## Problem to work on
Answer with a single number: the count of lines that include the string "from".

### Records shown ###

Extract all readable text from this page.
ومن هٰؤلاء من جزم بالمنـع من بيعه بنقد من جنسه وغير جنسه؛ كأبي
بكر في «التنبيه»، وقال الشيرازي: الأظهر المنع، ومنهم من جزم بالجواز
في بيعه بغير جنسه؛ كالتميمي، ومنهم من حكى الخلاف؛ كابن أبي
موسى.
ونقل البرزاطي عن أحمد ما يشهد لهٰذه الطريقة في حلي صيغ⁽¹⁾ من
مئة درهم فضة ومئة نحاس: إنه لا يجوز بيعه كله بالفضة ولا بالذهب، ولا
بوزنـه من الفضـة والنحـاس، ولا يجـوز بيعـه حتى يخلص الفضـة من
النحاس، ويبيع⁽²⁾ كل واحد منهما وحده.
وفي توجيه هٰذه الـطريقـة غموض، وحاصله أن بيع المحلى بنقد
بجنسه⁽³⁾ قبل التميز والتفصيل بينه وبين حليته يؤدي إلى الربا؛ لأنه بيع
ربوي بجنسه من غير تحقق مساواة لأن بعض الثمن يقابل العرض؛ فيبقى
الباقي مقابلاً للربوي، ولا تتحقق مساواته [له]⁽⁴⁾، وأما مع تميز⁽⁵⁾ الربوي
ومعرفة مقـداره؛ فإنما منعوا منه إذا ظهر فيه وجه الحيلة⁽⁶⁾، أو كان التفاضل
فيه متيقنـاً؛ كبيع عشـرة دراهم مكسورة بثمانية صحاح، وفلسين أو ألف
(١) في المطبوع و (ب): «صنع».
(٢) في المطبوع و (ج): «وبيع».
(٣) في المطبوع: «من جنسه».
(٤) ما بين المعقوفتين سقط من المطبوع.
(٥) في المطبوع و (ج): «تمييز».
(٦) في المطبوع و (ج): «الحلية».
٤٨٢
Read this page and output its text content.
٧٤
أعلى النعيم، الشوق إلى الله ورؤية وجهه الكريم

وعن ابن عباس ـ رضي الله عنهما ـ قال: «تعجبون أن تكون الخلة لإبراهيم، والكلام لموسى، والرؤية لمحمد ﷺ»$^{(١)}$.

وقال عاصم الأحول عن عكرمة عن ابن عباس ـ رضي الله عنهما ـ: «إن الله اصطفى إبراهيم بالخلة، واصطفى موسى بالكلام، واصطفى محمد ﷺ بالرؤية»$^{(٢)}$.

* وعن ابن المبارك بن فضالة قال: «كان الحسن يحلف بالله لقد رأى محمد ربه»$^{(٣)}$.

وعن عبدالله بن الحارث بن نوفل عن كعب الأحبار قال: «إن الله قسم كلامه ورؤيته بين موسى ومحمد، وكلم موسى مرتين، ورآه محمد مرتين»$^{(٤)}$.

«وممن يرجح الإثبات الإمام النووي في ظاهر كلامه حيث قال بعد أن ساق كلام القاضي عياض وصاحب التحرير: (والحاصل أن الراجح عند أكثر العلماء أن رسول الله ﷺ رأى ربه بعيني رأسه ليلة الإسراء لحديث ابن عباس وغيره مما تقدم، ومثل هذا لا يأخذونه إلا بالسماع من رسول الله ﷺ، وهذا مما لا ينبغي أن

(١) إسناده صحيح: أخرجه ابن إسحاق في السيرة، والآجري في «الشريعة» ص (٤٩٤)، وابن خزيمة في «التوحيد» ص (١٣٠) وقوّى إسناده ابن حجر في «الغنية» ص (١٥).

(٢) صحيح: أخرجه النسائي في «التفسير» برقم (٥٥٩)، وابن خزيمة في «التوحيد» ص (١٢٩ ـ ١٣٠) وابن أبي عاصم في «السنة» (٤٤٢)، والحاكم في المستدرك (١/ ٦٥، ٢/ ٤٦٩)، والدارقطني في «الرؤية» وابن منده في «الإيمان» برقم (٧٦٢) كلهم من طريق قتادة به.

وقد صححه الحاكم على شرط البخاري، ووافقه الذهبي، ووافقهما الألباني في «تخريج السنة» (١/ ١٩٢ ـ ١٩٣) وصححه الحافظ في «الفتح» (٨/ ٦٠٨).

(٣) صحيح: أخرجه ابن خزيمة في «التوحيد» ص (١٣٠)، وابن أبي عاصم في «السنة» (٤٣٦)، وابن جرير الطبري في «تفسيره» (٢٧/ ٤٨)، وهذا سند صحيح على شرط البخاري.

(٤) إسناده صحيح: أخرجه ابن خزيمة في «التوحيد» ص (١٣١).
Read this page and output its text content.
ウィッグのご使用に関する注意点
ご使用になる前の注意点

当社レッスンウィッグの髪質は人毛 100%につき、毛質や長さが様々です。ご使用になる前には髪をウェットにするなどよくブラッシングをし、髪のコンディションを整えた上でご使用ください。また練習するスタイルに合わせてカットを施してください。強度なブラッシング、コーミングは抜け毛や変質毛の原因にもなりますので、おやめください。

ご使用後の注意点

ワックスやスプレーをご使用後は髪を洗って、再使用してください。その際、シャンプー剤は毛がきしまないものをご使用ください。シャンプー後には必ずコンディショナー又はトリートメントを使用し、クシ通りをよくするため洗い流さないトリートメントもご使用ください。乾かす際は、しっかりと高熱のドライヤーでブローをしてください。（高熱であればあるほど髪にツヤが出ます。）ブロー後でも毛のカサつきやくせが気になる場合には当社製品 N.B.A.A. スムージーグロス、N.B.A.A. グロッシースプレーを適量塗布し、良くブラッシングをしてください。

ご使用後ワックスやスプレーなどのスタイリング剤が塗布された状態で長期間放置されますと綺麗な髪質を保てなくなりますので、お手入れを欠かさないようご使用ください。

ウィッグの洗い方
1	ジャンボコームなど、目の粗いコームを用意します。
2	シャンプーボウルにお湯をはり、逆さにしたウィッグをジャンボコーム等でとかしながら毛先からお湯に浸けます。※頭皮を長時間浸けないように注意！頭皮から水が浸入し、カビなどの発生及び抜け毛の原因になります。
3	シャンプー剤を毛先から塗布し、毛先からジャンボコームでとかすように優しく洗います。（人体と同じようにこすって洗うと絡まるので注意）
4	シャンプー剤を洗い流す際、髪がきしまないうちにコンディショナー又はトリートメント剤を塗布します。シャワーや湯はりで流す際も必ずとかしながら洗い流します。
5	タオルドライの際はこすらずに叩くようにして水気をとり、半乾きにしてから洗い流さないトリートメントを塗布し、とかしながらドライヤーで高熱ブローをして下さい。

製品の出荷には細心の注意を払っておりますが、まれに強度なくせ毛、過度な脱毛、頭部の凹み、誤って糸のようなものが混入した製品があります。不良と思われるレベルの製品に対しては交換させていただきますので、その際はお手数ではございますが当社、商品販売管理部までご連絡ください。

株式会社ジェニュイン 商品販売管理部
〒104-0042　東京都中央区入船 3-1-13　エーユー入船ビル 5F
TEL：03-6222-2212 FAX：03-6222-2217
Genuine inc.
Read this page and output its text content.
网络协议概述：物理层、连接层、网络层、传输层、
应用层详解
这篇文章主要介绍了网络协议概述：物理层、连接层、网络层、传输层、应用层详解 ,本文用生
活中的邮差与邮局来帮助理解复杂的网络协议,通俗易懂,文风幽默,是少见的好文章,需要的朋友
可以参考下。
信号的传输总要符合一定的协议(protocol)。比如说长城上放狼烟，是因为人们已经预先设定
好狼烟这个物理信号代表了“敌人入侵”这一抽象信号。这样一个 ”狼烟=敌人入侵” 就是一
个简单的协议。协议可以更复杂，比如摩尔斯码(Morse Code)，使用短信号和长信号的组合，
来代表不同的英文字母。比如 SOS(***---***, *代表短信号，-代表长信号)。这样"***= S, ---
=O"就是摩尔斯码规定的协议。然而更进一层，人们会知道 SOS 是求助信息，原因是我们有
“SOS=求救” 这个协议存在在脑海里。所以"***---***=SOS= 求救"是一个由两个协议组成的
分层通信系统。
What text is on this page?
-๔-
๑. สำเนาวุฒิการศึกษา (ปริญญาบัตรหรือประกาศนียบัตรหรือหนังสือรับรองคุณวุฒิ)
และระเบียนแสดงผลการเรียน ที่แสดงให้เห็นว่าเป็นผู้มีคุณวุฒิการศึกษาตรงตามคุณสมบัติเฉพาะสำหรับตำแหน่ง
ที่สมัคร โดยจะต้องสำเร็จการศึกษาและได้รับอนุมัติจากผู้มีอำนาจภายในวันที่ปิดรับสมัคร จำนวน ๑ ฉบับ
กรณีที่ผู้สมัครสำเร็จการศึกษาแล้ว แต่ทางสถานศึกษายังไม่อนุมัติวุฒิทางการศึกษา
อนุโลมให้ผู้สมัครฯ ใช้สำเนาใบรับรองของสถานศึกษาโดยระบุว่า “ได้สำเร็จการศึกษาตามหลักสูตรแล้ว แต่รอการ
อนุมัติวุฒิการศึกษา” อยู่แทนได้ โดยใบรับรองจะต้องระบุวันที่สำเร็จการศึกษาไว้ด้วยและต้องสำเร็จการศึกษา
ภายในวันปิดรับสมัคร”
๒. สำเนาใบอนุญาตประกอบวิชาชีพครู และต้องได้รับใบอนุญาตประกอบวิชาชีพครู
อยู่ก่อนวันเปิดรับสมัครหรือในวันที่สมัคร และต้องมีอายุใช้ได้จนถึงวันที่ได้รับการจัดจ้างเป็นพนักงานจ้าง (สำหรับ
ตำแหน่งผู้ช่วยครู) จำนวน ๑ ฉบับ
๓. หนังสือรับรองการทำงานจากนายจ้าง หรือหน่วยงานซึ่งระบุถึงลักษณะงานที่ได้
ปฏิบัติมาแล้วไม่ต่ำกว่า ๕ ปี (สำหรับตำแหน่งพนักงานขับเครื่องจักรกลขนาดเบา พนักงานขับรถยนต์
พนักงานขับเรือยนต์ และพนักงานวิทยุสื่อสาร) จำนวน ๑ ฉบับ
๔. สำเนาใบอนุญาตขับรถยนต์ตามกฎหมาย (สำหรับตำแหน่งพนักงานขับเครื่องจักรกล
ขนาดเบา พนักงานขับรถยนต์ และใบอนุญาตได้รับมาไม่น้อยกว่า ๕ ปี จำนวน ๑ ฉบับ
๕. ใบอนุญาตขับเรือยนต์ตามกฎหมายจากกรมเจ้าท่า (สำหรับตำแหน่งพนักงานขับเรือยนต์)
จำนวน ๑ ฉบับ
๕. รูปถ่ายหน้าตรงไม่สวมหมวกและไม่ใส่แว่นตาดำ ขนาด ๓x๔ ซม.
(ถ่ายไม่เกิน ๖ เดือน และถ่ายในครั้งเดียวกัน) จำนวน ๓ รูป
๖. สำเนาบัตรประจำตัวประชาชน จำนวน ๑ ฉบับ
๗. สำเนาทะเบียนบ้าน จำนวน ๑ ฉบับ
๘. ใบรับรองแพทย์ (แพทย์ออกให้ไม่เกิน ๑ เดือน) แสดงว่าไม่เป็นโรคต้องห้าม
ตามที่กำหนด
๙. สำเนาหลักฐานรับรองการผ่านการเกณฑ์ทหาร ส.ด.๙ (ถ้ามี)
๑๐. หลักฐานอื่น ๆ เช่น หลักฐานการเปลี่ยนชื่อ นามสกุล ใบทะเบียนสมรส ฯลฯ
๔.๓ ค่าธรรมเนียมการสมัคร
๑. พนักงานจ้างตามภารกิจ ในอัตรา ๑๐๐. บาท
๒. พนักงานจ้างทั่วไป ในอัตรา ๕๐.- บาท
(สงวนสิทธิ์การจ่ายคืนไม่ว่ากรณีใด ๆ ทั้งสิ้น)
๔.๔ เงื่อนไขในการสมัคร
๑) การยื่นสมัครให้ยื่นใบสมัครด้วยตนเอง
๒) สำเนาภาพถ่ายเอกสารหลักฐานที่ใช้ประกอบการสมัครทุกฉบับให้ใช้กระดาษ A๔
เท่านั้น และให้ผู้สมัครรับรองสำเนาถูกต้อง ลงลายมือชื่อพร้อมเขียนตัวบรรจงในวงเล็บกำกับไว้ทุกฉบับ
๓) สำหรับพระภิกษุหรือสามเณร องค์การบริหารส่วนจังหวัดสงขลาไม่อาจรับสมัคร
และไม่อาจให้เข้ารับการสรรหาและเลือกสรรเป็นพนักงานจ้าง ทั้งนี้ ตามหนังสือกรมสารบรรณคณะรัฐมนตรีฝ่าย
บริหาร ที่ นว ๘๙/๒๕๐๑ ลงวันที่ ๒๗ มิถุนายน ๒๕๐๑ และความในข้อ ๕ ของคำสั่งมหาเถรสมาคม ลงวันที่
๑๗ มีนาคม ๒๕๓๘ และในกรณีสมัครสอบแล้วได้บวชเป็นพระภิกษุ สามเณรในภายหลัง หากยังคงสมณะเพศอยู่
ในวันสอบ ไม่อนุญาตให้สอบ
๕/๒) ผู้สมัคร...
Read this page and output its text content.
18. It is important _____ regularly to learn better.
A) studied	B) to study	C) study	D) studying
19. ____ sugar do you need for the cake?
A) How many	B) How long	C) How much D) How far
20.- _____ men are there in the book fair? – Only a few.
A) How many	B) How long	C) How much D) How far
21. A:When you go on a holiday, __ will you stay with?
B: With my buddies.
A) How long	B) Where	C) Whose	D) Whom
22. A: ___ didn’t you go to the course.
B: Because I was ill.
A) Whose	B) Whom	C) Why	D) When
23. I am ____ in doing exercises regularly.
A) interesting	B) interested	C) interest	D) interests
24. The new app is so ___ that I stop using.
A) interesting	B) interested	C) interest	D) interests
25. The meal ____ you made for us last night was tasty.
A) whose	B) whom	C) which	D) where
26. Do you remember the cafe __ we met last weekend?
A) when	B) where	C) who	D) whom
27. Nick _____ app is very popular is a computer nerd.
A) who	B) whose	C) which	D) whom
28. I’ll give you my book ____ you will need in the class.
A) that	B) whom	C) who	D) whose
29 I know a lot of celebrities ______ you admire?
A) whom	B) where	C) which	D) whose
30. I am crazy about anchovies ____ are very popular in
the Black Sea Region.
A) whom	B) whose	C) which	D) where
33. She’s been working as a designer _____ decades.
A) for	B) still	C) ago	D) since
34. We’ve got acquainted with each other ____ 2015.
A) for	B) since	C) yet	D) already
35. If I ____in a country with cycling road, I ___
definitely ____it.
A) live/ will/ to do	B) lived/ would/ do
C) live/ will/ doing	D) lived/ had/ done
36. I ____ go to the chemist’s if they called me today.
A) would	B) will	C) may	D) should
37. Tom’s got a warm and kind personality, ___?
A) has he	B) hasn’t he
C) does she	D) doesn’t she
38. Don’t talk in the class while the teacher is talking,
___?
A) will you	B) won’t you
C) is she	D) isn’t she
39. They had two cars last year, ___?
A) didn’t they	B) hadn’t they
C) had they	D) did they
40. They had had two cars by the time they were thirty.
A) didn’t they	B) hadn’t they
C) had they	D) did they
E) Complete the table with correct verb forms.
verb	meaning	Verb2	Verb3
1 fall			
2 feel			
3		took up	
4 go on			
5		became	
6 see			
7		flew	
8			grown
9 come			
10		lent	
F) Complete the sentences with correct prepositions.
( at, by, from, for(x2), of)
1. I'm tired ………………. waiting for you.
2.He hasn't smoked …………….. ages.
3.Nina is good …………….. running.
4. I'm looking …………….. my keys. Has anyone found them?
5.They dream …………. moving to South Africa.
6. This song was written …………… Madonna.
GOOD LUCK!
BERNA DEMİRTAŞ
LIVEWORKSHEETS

###

## Result of the task
2